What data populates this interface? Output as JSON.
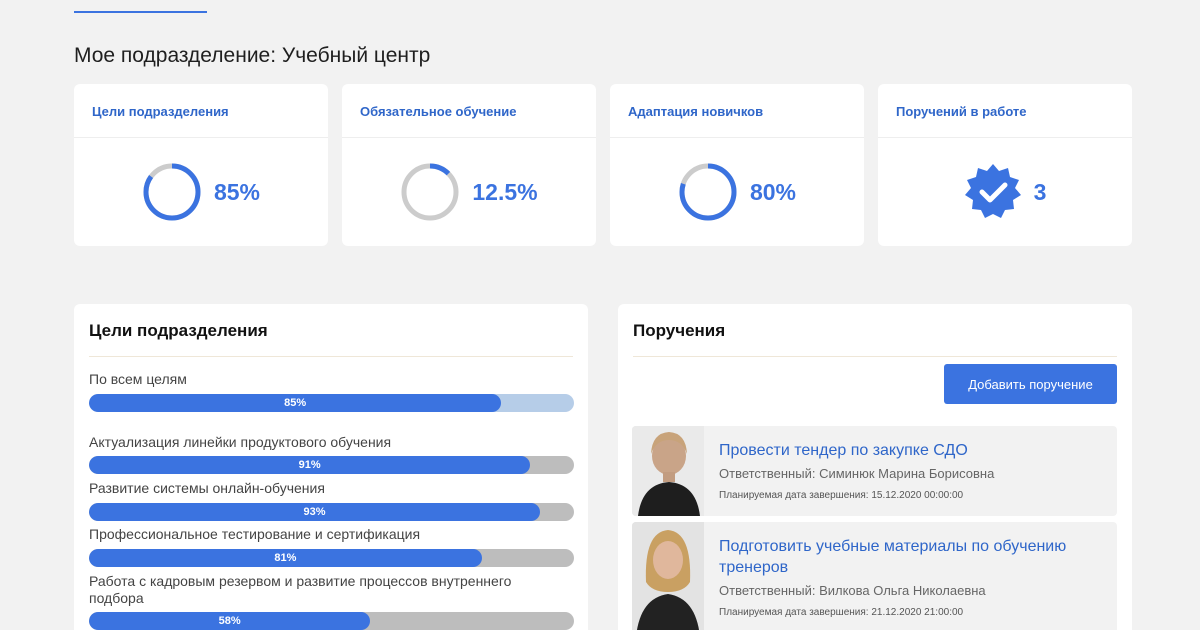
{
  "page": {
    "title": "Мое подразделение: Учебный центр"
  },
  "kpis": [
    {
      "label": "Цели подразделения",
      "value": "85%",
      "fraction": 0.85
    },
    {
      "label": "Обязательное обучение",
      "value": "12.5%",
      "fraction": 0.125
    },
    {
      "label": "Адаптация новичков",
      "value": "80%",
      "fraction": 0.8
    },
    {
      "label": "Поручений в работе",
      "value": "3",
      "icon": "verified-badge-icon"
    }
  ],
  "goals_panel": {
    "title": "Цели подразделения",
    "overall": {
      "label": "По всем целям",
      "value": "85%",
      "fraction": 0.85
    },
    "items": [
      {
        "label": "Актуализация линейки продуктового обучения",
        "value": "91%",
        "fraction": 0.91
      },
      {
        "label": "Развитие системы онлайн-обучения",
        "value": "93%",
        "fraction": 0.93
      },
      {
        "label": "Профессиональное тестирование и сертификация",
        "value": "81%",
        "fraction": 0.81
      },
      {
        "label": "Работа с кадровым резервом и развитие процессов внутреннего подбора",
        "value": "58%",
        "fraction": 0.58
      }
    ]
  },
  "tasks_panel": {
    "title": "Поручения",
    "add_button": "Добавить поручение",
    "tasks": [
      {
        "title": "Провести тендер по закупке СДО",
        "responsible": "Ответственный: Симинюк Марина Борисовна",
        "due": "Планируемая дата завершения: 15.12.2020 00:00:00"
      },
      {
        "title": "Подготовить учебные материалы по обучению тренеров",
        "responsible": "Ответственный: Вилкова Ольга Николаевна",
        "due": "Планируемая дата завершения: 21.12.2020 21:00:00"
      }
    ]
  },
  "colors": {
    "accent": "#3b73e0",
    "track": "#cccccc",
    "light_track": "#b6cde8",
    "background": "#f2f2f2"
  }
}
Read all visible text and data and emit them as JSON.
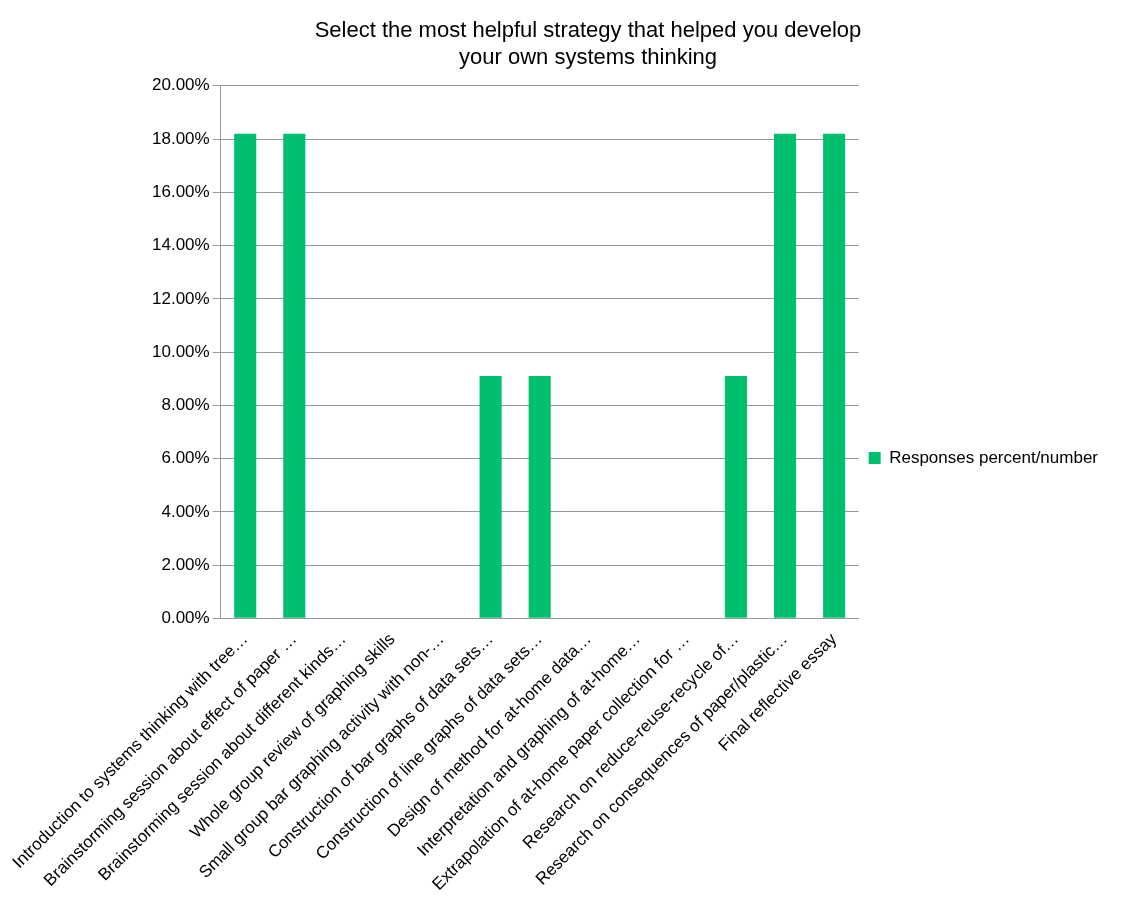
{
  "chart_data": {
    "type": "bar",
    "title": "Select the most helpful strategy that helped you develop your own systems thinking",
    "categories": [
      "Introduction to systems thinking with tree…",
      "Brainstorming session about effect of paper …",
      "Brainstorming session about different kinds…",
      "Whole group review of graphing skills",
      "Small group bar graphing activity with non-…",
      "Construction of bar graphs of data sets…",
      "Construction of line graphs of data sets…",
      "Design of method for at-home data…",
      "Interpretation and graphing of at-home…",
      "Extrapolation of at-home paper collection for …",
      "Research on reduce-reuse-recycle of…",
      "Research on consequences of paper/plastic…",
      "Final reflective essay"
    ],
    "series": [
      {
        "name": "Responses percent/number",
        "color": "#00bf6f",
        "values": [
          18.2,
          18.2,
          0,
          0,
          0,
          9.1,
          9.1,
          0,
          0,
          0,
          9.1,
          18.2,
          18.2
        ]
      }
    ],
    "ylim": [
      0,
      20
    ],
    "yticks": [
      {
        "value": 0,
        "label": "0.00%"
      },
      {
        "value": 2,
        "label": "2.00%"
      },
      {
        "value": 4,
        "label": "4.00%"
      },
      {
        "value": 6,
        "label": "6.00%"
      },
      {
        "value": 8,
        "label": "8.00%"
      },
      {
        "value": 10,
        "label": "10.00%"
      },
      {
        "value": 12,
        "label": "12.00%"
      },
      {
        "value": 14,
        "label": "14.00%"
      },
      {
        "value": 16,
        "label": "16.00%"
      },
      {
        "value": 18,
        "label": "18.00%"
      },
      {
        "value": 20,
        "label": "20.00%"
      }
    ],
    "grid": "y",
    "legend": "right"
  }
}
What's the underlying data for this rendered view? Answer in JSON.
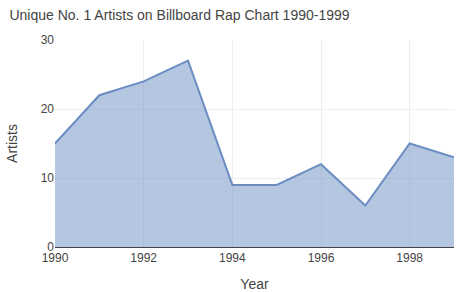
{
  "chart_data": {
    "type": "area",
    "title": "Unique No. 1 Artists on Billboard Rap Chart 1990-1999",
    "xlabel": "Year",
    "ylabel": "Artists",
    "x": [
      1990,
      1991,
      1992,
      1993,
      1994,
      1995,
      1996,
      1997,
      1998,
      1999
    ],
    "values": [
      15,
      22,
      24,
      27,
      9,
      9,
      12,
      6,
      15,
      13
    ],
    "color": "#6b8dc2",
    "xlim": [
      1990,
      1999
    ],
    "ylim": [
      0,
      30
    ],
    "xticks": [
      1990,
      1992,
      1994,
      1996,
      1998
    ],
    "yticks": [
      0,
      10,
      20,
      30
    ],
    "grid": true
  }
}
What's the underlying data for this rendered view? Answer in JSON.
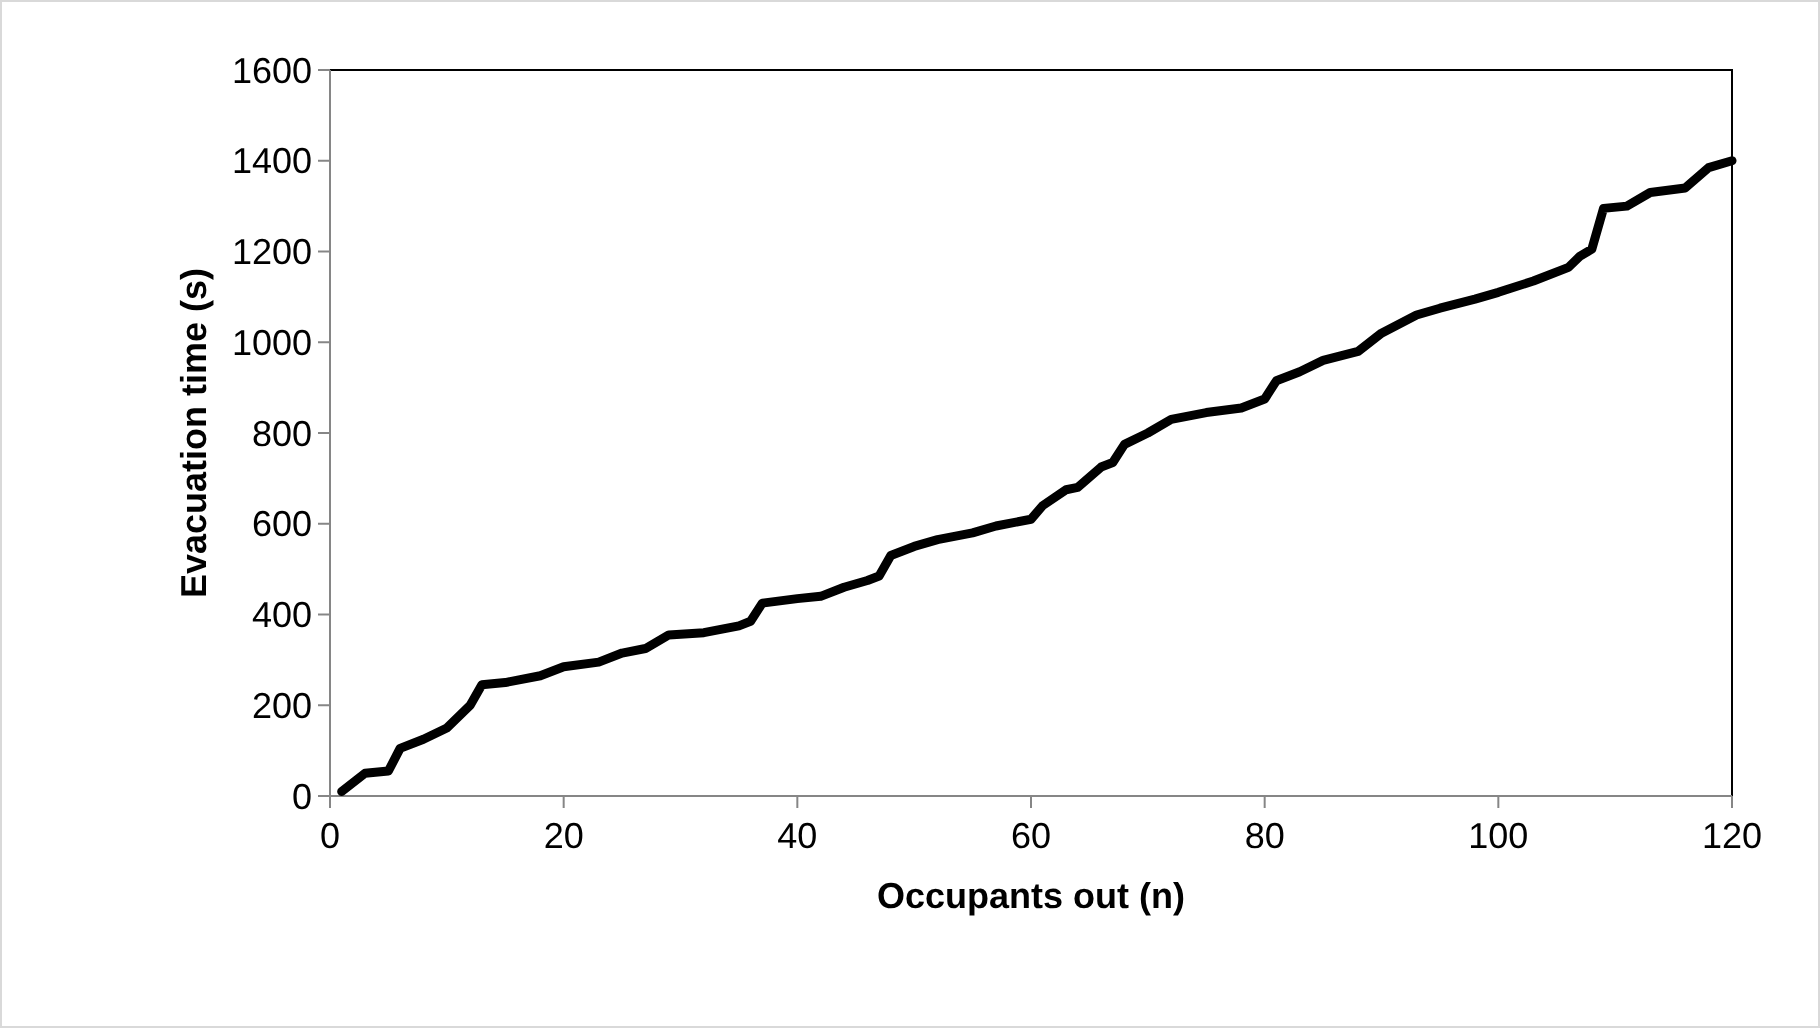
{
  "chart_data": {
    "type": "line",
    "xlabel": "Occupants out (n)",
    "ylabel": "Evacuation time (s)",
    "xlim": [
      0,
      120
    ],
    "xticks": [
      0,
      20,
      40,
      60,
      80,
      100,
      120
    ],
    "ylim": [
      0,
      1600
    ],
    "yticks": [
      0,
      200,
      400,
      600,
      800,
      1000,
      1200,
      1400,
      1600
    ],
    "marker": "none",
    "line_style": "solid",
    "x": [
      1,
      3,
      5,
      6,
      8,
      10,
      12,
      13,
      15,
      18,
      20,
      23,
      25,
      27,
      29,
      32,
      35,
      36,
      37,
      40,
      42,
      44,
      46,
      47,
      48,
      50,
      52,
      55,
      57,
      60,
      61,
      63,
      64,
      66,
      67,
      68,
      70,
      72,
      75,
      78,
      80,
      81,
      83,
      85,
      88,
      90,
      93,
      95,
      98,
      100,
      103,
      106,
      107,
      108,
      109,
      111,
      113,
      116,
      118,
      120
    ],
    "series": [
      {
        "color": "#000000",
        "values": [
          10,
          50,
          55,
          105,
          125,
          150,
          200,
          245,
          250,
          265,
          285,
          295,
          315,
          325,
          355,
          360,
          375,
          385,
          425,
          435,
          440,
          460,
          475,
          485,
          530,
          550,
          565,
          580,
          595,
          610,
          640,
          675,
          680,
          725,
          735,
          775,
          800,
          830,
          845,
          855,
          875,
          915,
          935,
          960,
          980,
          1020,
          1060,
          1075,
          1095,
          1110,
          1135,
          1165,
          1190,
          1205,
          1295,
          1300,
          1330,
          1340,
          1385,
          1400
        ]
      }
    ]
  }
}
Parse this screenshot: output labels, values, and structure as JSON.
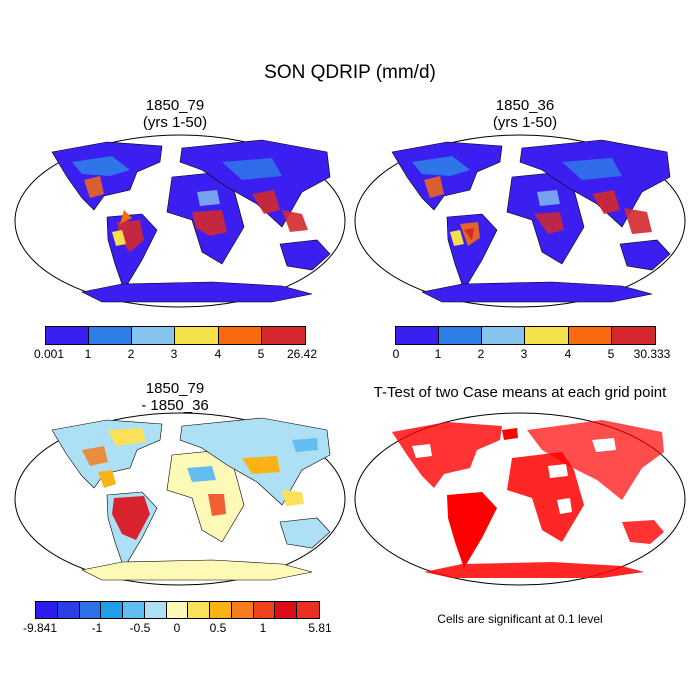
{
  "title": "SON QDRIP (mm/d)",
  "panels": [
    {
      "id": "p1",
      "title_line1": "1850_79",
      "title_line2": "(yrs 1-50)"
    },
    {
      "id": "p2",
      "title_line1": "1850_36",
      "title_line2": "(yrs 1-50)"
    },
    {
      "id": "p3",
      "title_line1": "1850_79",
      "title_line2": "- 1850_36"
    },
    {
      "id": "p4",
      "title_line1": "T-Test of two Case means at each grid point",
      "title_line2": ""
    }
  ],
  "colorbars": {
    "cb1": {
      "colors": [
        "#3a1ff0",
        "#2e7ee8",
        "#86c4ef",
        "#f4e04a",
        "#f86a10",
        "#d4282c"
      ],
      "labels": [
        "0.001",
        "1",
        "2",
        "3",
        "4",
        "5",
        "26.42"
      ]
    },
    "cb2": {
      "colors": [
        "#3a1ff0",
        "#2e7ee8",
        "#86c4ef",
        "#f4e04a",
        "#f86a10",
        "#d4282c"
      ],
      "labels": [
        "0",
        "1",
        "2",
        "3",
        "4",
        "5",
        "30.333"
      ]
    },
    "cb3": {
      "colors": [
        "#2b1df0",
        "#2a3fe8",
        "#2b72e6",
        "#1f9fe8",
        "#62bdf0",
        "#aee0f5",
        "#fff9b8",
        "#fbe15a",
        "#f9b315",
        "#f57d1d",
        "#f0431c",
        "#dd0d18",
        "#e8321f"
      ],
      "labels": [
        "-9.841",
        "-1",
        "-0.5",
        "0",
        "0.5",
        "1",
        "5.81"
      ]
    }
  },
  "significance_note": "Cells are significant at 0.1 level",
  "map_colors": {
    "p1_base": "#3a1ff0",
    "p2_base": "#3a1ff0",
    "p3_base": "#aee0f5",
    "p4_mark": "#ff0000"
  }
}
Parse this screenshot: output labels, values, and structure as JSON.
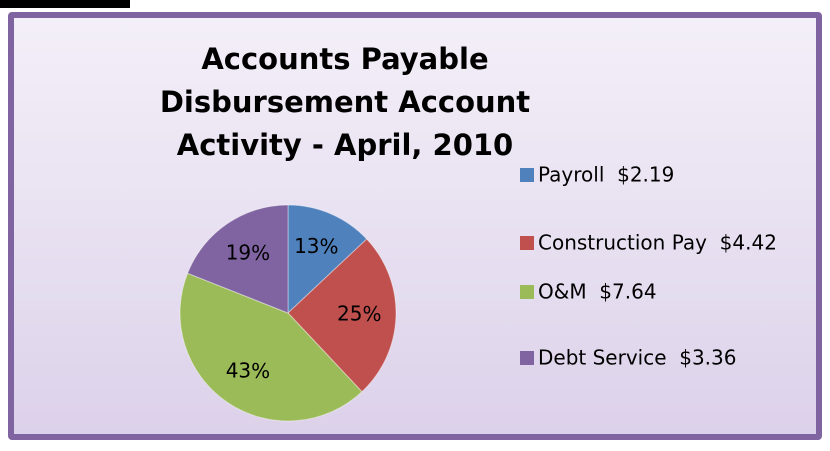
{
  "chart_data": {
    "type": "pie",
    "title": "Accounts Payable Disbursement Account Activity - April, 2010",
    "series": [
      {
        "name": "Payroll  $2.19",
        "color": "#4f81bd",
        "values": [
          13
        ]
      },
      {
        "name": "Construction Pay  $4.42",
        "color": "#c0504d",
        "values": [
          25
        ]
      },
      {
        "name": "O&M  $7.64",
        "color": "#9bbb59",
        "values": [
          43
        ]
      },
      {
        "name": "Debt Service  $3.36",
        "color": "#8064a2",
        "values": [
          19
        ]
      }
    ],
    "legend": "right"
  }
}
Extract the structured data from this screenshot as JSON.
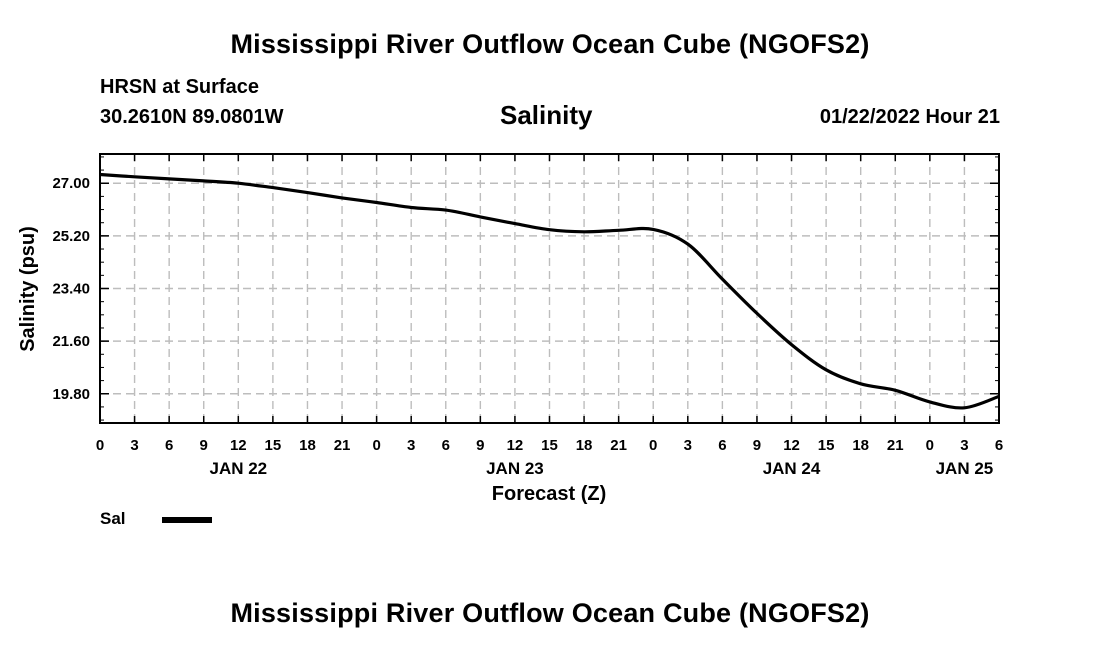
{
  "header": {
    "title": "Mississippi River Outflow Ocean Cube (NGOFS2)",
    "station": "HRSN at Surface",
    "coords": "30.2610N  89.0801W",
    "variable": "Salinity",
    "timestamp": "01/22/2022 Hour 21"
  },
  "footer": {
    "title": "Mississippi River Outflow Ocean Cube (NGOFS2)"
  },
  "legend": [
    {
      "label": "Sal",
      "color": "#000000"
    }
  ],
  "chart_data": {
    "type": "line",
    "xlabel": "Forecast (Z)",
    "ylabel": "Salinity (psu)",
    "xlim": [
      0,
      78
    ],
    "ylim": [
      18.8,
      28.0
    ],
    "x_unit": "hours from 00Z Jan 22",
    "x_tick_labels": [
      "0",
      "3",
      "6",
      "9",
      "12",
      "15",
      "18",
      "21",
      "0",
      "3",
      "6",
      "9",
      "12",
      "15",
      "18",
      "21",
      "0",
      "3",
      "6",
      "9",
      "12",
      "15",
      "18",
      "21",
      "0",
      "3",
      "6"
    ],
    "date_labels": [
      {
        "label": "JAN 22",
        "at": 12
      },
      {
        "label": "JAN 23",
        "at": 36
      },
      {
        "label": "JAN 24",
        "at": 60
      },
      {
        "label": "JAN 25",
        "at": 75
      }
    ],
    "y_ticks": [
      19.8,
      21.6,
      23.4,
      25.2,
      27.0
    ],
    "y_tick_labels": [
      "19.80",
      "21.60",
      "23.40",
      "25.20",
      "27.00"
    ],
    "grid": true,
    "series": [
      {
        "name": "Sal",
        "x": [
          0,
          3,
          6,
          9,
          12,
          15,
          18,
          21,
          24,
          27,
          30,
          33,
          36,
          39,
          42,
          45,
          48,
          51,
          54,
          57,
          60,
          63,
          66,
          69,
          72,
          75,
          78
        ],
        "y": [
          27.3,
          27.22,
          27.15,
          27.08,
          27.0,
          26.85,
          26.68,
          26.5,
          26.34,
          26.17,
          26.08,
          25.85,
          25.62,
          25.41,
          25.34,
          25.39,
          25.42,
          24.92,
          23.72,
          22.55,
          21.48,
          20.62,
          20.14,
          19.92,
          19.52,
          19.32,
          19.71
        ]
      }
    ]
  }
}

──────────────────────────────

- WHAT YOU HAVE TO DO:
Identify and copy all lines with the word "Mississippi".

- TASK ANSWER:
    "title": "Mississippi River Outflow Ocean Cube (NGOFS2)",
    "title": "Mississippi River Outflow Ocean Cube (NGOFS2)"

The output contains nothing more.